**GIVEN ENTRIES**
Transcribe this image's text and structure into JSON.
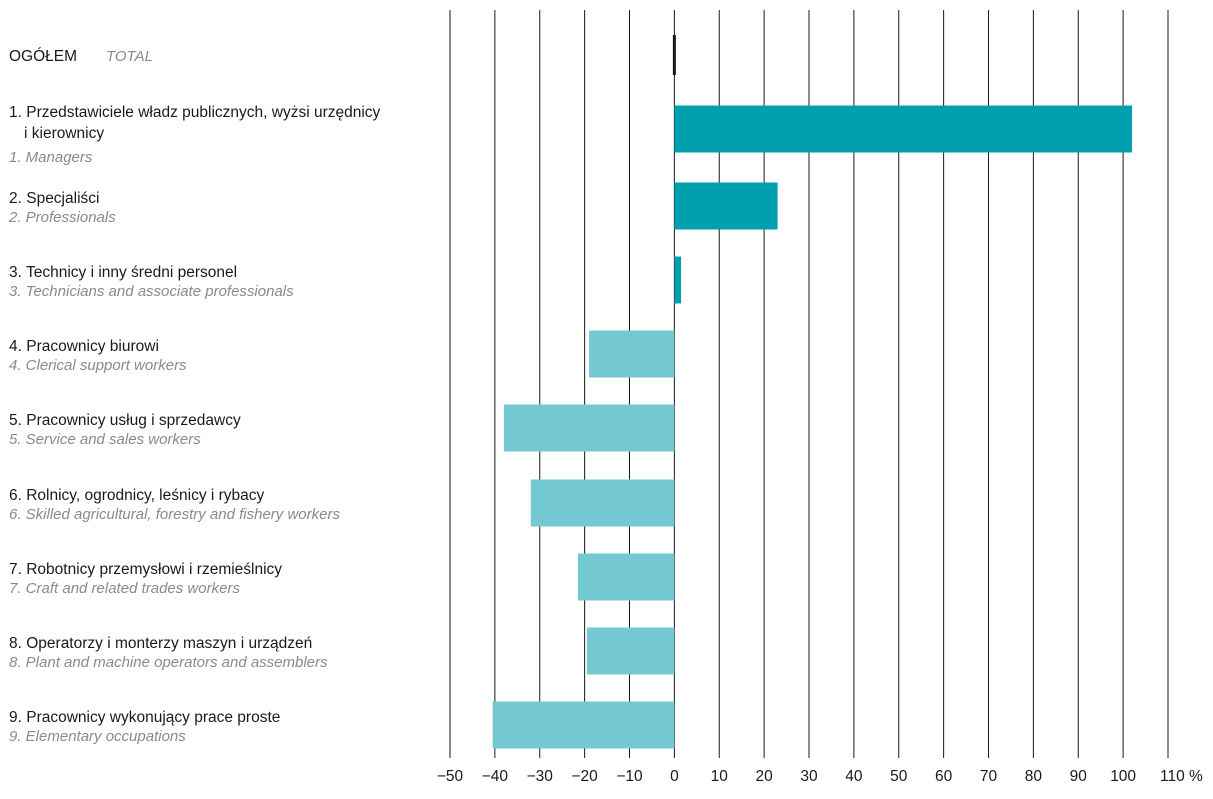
{
  "chart_data": {
    "type": "bar",
    "orientation": "horizontal",
    "xlim": [
      -50,
      110
    ],
    "x_ticks": [
      "−50",
      "−40",
      "−30",
      "−20",
      "−10",
      "0",
      "10",
      "20",
      "30",
      "40",
      "50",
      "60",
      "70",
      "80",
      "90",
      "100",
      "110 %"
    ],
    "grid": "vertical",
    "colors": {
      "total": "#1a1a1a",
      "positive": "#00a0ae",
      "negative": "#73c8d2"
    },
    "categories": [
      {
        "label_pl": "OGÓŁEM",
        "label_en": "TOTAL",
        "value": 0,
        "style": "total"
      },
      {
        "label_pl_lines": [
          "1. Przedstawiciele władz publicznych, wyżsi urzędnicy",
          "i kierownicy"
        ],
        "label_en": "1. Managers",
        "value": 102
      },
      {
        "label_pl": "2. Specjaliści",
        "label_en": "2. Professionals",
        "value": 23
      },
      {
        "label_pl": "3. Technicy i inny średni personel",
        "label_en": "3. Technicians and associate professionals",
        "value": 1.5
      },
      {
        "label_pl": "4. Pracownicy biurowi",
        "label_en": "4. Clerical support workers",
        "value": -19
      },
      {
        "label_pl": "5. Pracownicy usług i sprzedawcy",
        "label_en": "5. Service and sales workers",
        "value": -38
      },
      {
        "label_pl": "6. Rolnicy, ogrodnicy, leśnicy i rybacy",
        "label_en": "6. Skilled agricultural, forestry and fishery workers",
        "value": -32
      },
      {
        "label_pl": "7. Robotnicy przemysłowi i rzemieślnicy",
        "label_en": "7. Craft and related trades workers",
        "value": -21.5
      },
      {
        "label_pl": "8. Operatorzy i monterzy maszyn i urządzeń",
        "label_en": "8. Plant and machine operators and assemblers",
        "value": -19.5
      },
      {
        "label_pl": "9. Pracownicy wykonujący prace proste",
        "label_en": "9. Elementary occupations",
        "value": -40.5
      }
    ]
  }
}
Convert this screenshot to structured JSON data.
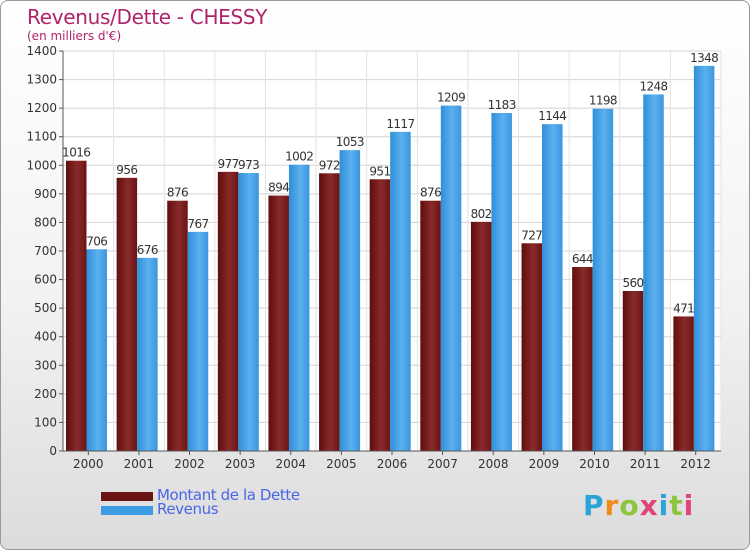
{
  "header": {
    "title": "Revenus/Dette - CHESSY",
    "subtitle": "(en milliers d'€)"
  },
  "colors": {
    "title": "#b0246a",
    "debt_bar": "#7a1a1a",
    "revenue_bar": "#3d9be3",
    "legend_text": "#4a66e8"
  },
  "legend": {
    "debt_label": "Montant de la Dette",
    "revenue_label": "Revenus"
  },
  "logo": {
    "text": "Proxiti"
  },
  "chart_data": {
    "type": "bar",
    "title": "Revenus/Dette - CHESSY",
    "subtitle": "(en milliers d'€)",
    "categories": [
      "2000",
      "2001",
      "2002",
      "2003",
      "2004",
      "2005",
      "2006",
      "2007",
      "2008",
      "2009",
      "2010",
      "2011",
      "2012"
    ],
    "series": [
      {
        "name": "Montant de la Dette",
        "values": [
          1016,
          956,
          876,
          977,
          894,
          972,
          951,
          876,
          802,
          727,
          644,
          560,
          471
        ]
      },
      {
        "name": "Revenus",
        "values": [
          706,
          676,
          767,
          973,
          1002,
          1053,
          1117,
          1209,
          1183,
          1144,
          1198,
          1248,
          1348
        ]
      }
    ],
    "ylim": [
      0,
      1400
    ],
    "yticks": [
      0,
      100,
      200,
      300,
      400,
      500,
      600,
      700,
      800,
      900,
      1000,
      1100,
      1200,
      1300,
      1400
    ],
    "grid": true,
    "legend_position": "bottom-left"
  }
}
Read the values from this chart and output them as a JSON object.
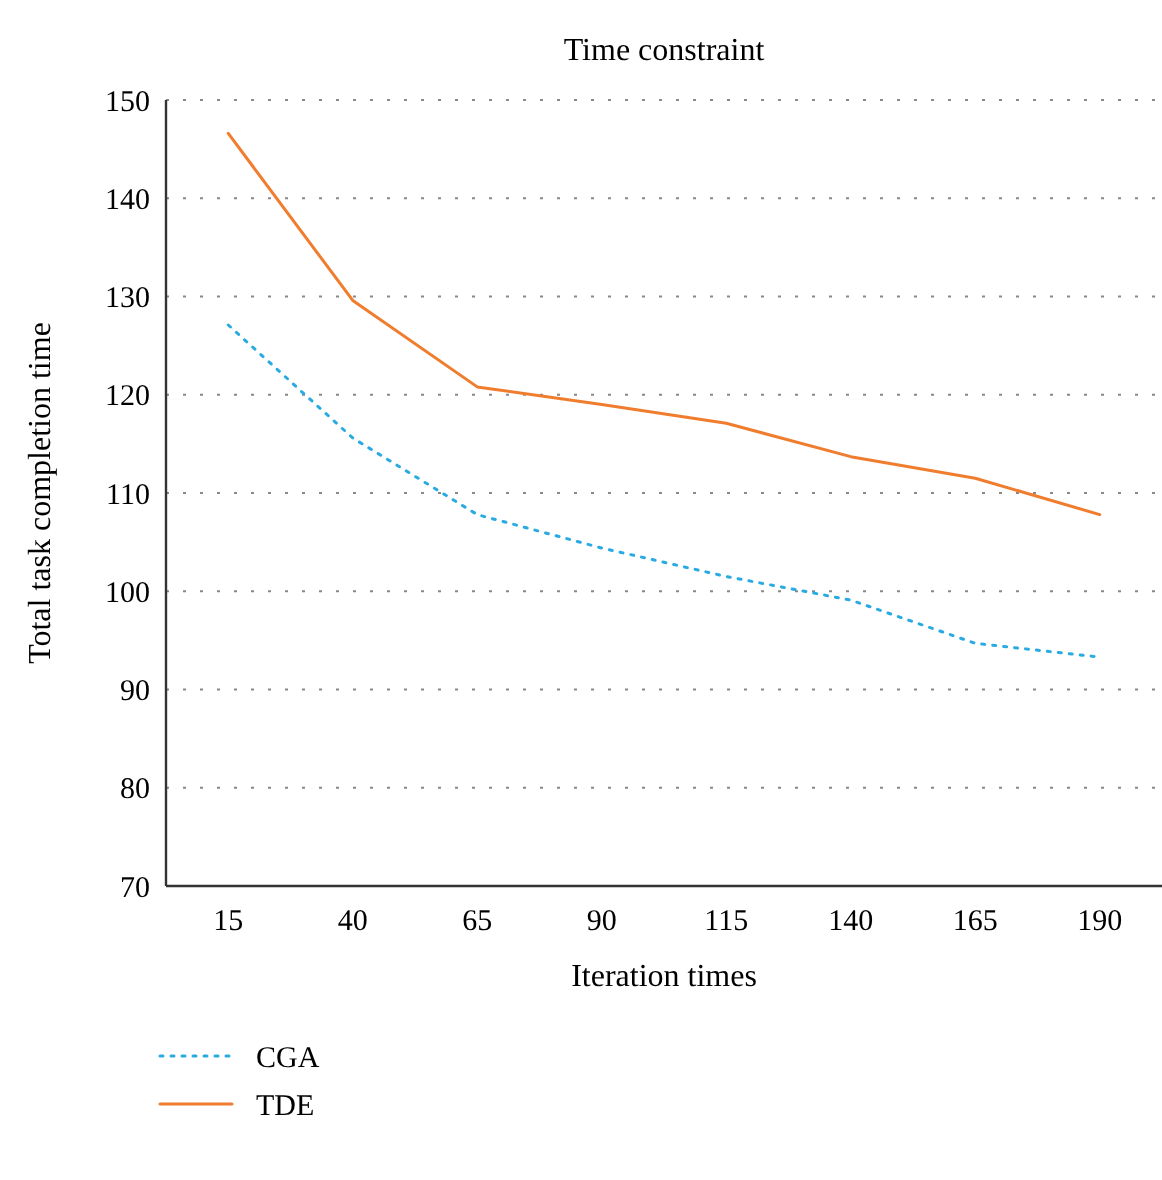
{
  "chart_data": {
    "type": "line",
    "title": "Time constraint",
    "xlabel": "Iteration times",
    "ylabel": "Total task completion time",
    "categories": [
      "15",
      "40",
      "65",
      "90",
      "115",
      "140",
      "165",
      "190"
    ],
    "series": [
      {
        "name": "CGA",
        "color": "#29abe2",
        "line_style": "dotted",
        "values": [
          127.1,
          115.6,
          107.8,
          104.4,
          101.5,
          99.1,
          94.7,
          93.3
        ]
      },
      {
        "name": "TDE",
        "color": "#f07d2e",
        "line_style": "solid",
        "values": [
          146.6,
          129.6,
          120.8,
          119.0,
          117.1,
          113.7,
          111.5,
          107.8
        ]
      }
    ],
    "ylim": [
      70,
      150
    ],
    "yticks": [
      70,
      80,
      90,
      100,
      110,
      120,
      130,
      140,
      150
    ],
    "grid": "y",
    "legend": "bottom",
    "marker": "none"
  }
}
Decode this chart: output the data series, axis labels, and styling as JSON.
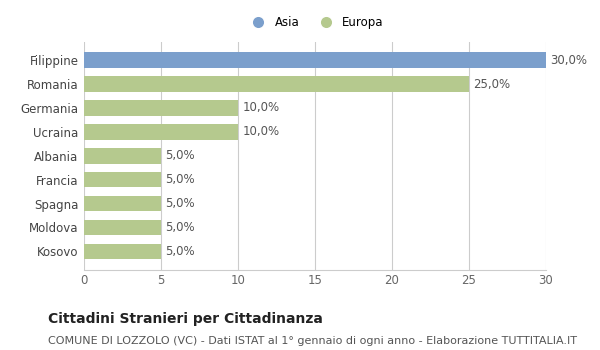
{
  "categories": [
    "Kosovo",
    "Moldova",
    "Spagna",
    "Francia",
    "Albania",
    "Ucraina",
    "Germania",
    "Romania",
    "Filippine"
  ],
  "values": [
    5.0,
    5.0,
    5.0,
    5.0,
    5.0,
    10.0,
    10.0,
    25.0,
    30.0
  ],
  "colors": [
    "#b5c98e",
    "#b5c98e",
    "#b5c98e",
    "#b5c98e",
    "#b5c98e",
    "#b5c98e",
    "#b5c98e",
    "#b5c98e",
    "#7b9fcc"
  ],
  "continent_labels": [
    "Asia",
    "Europa"
  ],
  "continent_colors": [
    "#7b9fcc",
    "#b5c98e"
  ],
  "xlim": [
    0,
    30
  ],
  "xticks": [
    0,
    5,
    10,
    15,
    20,
    25,
    30
  ],
  "title": "Cittadini Stranieri per Cittadinanza",
  "subtitle": "COMUNE DI LOZZOLO (VC) - Dati ISTAT al 1° gennaio di ogni anno - Elaborazione TUTTITALIA.IT",
  "background_color": "#ffffff",
  "plot_bg_color": "#f5f5f5",
  "bar_label_values": [
    "5,0%",
    "5,0%",
    "5,0%",
    "5,0%",
    "5,0%",
    "10,0%",
    "10,0%",
    "25,0%",
    "30,0%"
  ],
  "grid_color": "#ffffff",
  "grid_line_color": "#cccccc",
  "title_fontsize": 10,
  "subtitle_fontsize": 8,
  "tick_fontsize": 8.5,
  "label_fontsize": 8.5
}
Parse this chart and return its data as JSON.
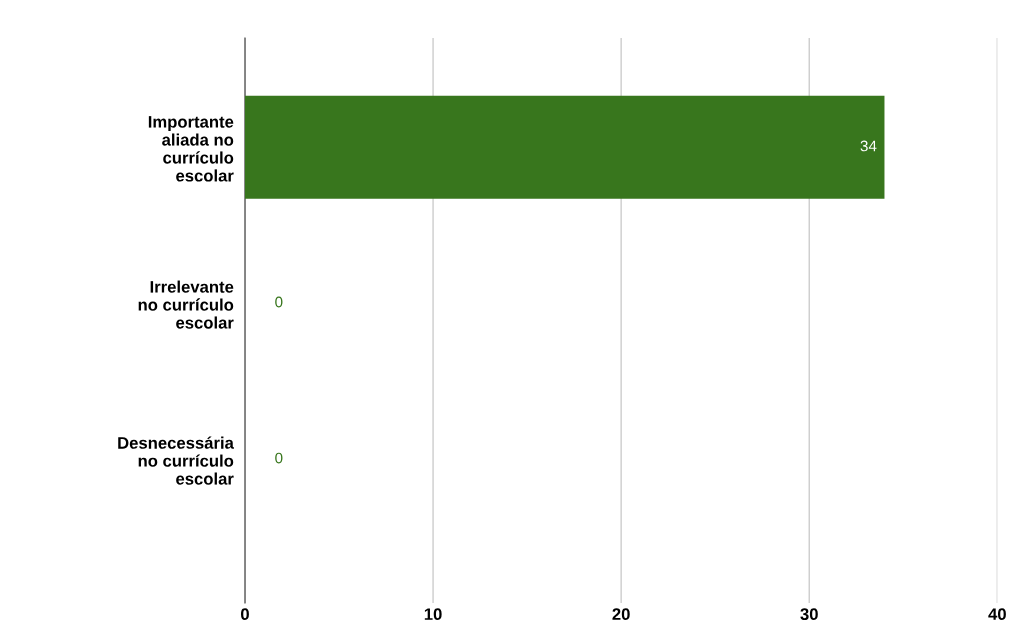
{
  "chart_data": {
    "type": "bar",
    "orientation": "horizontal",
    "categories": [
      "Importante aliada no currículo escolar",
      "Irrelevante no currículo escolar",
      "Desnecessária no currículo escolar"
    ],
    "values": [
      34,
      0,
      0
    ],
    "color": "#38761d",
    "xlim": [
      0,
      40
    ],
    "xticks": [
      0,
      10,
      20,
      30,
      40
    ],
    "grid": "x",
    "data_labels": true
  }
}
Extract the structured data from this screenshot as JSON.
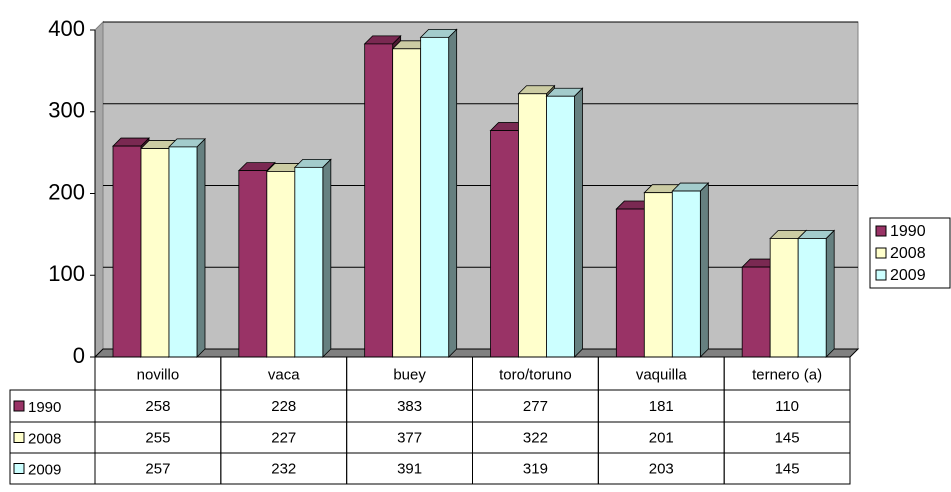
{
  "chart_data": {
    "type": "bar3d",
    "categories": [
      "novillo",
      "vaca",
      "buey",
      "toro/toruno",
      "vaquilla",
      "ternero (a)"
    ],
    "series": [
      {
        "name": "1990",
        "color": "#993366",
        "values": [
          258,
          228,
          383,
          277,
          181,
          110
        ]
      },
      {
        "name": "2008",
        "color": "#FFFFCC",
        "values": [
          255,
          227,
          377,
          322,
          201,
          145
        ]
      },
      {
        "name": "2009",
        "color": "#CCFFFF",
        "values": [
          257,
          232,
          391,
          319,
          203,
          145
        ]
      }
    ],
    "ylim": [
      0,
      400
    ],
    "yticks": [
      0,
      100,
      200,
      300,
      400
    ],
    "grid": true,
    "legend": "right",
    "data_table": true
  }
}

**TASK INSTRUCTIONS**
Print the complete listing exactly as it stands, without its pictures.

**OUTPUT OF THE EXERCISE**
Transcribe this image's text and structure into JSON.
{
  "chart_data": {
    "type": "bar",
    "orientation": "horizontal",
    "xlim": [
      -50,
      110
    ],
    "x_ticks": [
      "−50",
      "−40",
      "−30",
      "−20",
      "−10",
      "0",
      "10",
      "20",
      "30",
      "40",
      "50",
      "60",
      "70",
      "80",
      "90",
      "100",
      "110 %"
    ],
    "grid": "vertical",
    "colors": {
      "total": "#1a1a1a",
      "positive": "#00a0ae",
      "negative": "#73c8d2"
    },
    "categories": [
      {
        "label_pl": "OGÓŁEM",
        "label_en": "TOTAL",
        "value": 0,
        "style": "total"
      },
      {
        "label_pl_lines": [
          "1. Przedstawiciele władz publicznych, wyżsi urzędnicy",
          "i kierownicy"
        ],
        "label_en": "1. Managers",
        "value": 102
      },
      {
        "label_pl": "2. Specjaliści",
        "label_en": "2. Professionals",
        "value": 23
      },
      {
        "label_pl": "3. Technicy i inny średni personel",
        "label_en": "3. Technicians and associate professionals",
        "value": 1.5
      },
      {
        "label_pl": "4. Pracownicy biurowi",
        "label_en": "4. Clerical support workers",
        "value": -19
      },
      {
        "label_pl": "5. Pracownicy usług i sprzedawcy",
        "label_en": "5. Service and sales workers",
        "value": -38
      },
      {
        "label_pl": "6. Rolnicy, ogrodnicy, leśnicy i rybacy",
        "label_en": "6. Skilled agricultural, forestry and fishery workers",
        "value": -32
      },
      {
        "label_pl": "7. Robotnicy przemysłowi i rzemieślnicy",
        "label_en": "7. Craft and related trades workers",
        "value": -21.5
      },
      {
        "label_pl": "8. Operatorzy i monterzy maszyn i urządzeń",
        "label_en": "8. Plant and machine operators and assemblers",
        "value": -19.5
      },
      {
        "label_pl": "9. Pracownicy wykonujący prace proste",
        "label_en": "9. Elementary occupations",
        "value": -40.5
      }
    ]
  }
}
Convert this screenshot to structured JSON data.
{
  "header": {
    "title": "Revenus/Dette - CHESSY",
    "subtitle": "(en milliers d'€)"
  },
  "colors": {
    "title": "#b0246a",
    "debt_bar": "#7a1a1a",
    "revenue_bar": "#3d9be3",
    "legend_text": "#4a66e8"
  },
  "legend": {
    "debt_label": "Montant de la Dette",
    "revenue_label": "Revenus"
  },
  "logo": {
    "text": "Proxiti"
  },
  "chart_data": {
    "type": "bar",
    "title": "Revenus/Dette - CHESSY",
    "subtitle": "(en milliers d'€)",
    "categories": [
      "2000",
      "2001",
      "2002",
      "2003",
      "2004",
      "2005",
      "2006",
      "2007",
      "2008",
      "2009",
      "2010",
      "2011",
      "2012"
    ],
    "series": [
      {
        "name": "Montant de la Dette",
        "values": [
          1016,
          956,
          876,
          977,
          894,
          972,
          951,
          876,
          802,
          727,
          644,
          560,
          471
        ]
      },
      {
        "name": "Revenus",
        "values": [
          706,
          676,
          767,
          973,
          1002,
          1053,
          1117,
          1209,
          1183,
          1144,
          1198,
          1248,
          1348
        ]
      }
    ],
    "ylim": [
      0,
      1400
    ],
    "yticks": [
      0,
      100,
      200,
      300,
      400,
      500,
      600,
      700,
      800,
      900,
      1000,
      1100,
      1200,
      1300,
      1400
    ],
    "grid": true,
    "legend_position": "bottom-left"
  }
}
Read the values from this chart and output them as a JSON object.
{
  "chart_data": {
    "type": "line",
    "title": "Time constraint",
    "xlabel": "Iteration times",
    "ylabel": "Total task completion time",
    "categories": [
      "15",
      "40",
      "65",
      "90",
      "115",
      "140",
      "165",
      "190"
    ],
    "series": [
      {
        "name": "CGA",
        "color": "#29abe2",
        "line_style": "dotted",
        "values": [
          127.1,
          115.6,
          107.8,
          104.4,
          101.5,
          99.1,
          94.7,
          93.3
        ]
      },
      {
        "name": "TDE",
        "color": "#f07d2e",
        "line_style": "solid",
        "values": [
          146.6,
          129.6,
          120.8,
          119.0,
          117.1,
          113.7,
          111.5,
          107.8
        ]
      }
    ],
    "ylim": [
      70,
      150
    ],
    "yticks": [
      70,
      80,
      90,
      100,
      110,
      120,
      130,
      140,
      150
    ],
    "grid": "y",
    "legend": "bottom",
    "marker": "none"
  }
}
Decode this chart: output the data series, axis labels, and styling as JSON.
{
  "categories": [
    "Kosovo",
    "Moldova",
    "Spagna",
    "Francia",
    "Albania",
    "Ucraina",
    "Germania",
    "Romania",
    "Filippine"
  ],
  "values": [
    5.0,
    5.0,
    5.0,
    5.0,
    5.0,
    10.0,
    10.0,
    25.0,
    30.0
  ],
  "colors": [
    "#b5c98e",
    "#b5c98e",
    "#b5c98e",
    "#b5c98e",
    "#b5c98e",
    "#b5c98e",
    "#b5c98e",
    "#b5c98e",
    "#7b9fcc"
  ],
  "continent_labels": [
    "Asia",
    "Europa"
  ],
  "continent_colors": [
    "#7b9fcc",
    "#b5c98e"
  ],
  "xlim": [
    0,
    30
  ],
  "xticks": [
    0,
    5,
    10,
    15,
    20,
    25,
    30
  ],
  "title": "Cittadini Stranieri per Cittadinanza",
  "subtitle": "COMUNE DI LOZZOLO (VC) - Dati ISTAT al 1° gennaio di ogni anno - Elaborazione TUTTITALIA.IT",
  "background_color": "#ffffff",
  "plot_bg_color": "#f5f5f5",
  "bar_label_values": [
    "5,0%",
    "5,0%",
    "5,0%",
    "5,0%",
    "5,0%",
    "10,0%",
    "10,0%",
    "25,0%",
    "30,0%"
  ],
  "grid_color": "#ffffff",
  "grid_line_color": "#cccccc",
  "title_fontsize": 10,
  "subtitle_fontsize": 8,
  "tick_fontsize": 8.5,
  "label_fontsize": 8.5
}
Parse this chart and return its data as JSON.
{
  "chart_data": {
    "type": "bar",
    "orientation": "horizontal",
    "categories": [
      "Importante aliada no currículo escolar",
      "Irrelevante no currículo escolar",
      "Desnecessária no currículo escolar"
    ],
    "values": [
      34,
      0,
      0
    ],
    "color": "#38761d",
    "xlim": [
      0,
      40
    ],
    "xticks": [
      0,
      10,
      20,
      30,
      40
    ],
    "grid": "x",
    "data_labels": true
  }
}
Extract the structured data from this screenshot as JSON.
{
  "chart_data": {
    "type": "bar3d",
    "categories": [
      "novillo",
      "vaca",
      "buey",
      "toro/toruno",
      "vaquilla",
      "ternero (a)"
    ],
    "series": [
      {
        "name": "1990",
        "color": "#993366",
        "values": [
          258,
          228,
          383,
          277,
          181,
          110
        ]
      },
      {
        "name": "2008",
        "color": "#FFFFCC",
        "values": [
          255,
          227,
          377,
          322,
          201,
          145
        ]
      },
      {
        "name": "2009",
        "color": "#CCFFFF",
        "values": [
          257,
          232,
          391,
          319,
          203,
          145
        ]
      }
    ],
    "ylim": [
      0,
      400
    ],
    "yticks": [
      0,
      100,
      200,
      300,
      400
    ],
    "grid": true,
    "legend": "right",
    "data_table": true
  }
}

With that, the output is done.